(Stored rows):

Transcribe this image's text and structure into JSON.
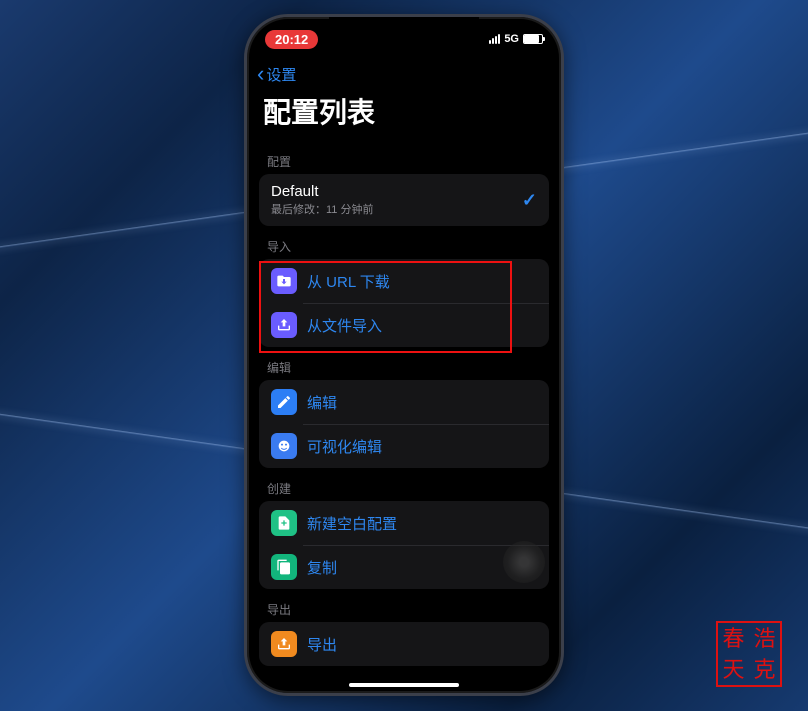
{
  "status": {
    "time": "20:12",
    "network": "5G"
  },
  "nav": {
    "back_label": "设置"
  },
  "page": {
    "title": "配置列表"
  },
  "config_section": {
    "header": "配置",
    "item": {
      "title": "Default",
      "subtitle": "最后修改：11 分钟前"
    }
  },
  "import_section": {
    "header": "导入",
    "url_label": "从 URL 下载",
    "file_label": "从文件导入"
  },
  "edit_section": {
    "header": "编辑",
    "edit_label": "编辑",
    "visual_label": "可视化编辑"
  },
  "create_section": {
    "header": "创建",
    "blank_label": "新建空白配置",
    "copy_label": "复制"
  },
  "export_section": {
    "header": "导出",
    "export_label": "导出"
  },
  "stamp": {
    "tl": "春",
    "tr": "浩",
    "bl": "天",
    "br": "克"
  },
  "colors": {
    "accent": "#2e87f0",
    "purple": "#6a5cff",
    "blue_edit": "#2c7ef5",
    "teal": "#1fc185",
    "green_copy": "#12b57c",
    "orange": "#f08a1f",
    "visual": "#3a7bf0"
  }
}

(Exercise): Pictures stay out; repeat all the rest of the records exactly.

(Result for this exercise):
Transcribe this image's text and structure into JSON.
{
  "status": {
    "time": "20:12",
    "network": "5G"
  },
  "nav": {
    "back_label": "设置"
  },
  "page": {
    "title": "配置列表"
  },
  "config_section": {
    "header": "配置",
    "item": {
      "title": "Default",
      "subtitle": "最后修改：11 分钟前"
    }
  },
  "import_section": {
    "header": "导入",
    "url_label": "从 URL 下载",
    "file_label": "从文件导入"
  },
  "edit_section": {
    "header": "编辑",
    "edit_label": "编辑",
    "visual_label": "可视化编辑"
  },
  "create_section": {
    "header": "创建",
    "blank_label": "新建空白配置",
    "copy_label": "复制"
  },
  "export_section": {
    "header": "导出",
    "export_label": "导出"
  },
  "stamp": {
    "tl": "春",
    "tr": "浩",
    "bl": "天",
    "br": "克"
  },
  "colors": {
    "accent": "#2e87f0",
    "purple": "#6a5cff",
    "blue_edit": "#2c7ef5",
    "teal": "#1fc185",
    "green_copy": "#12b57c",
    "orange": "#f08a1f",
    "visual": "#3a7bf0"
  }
}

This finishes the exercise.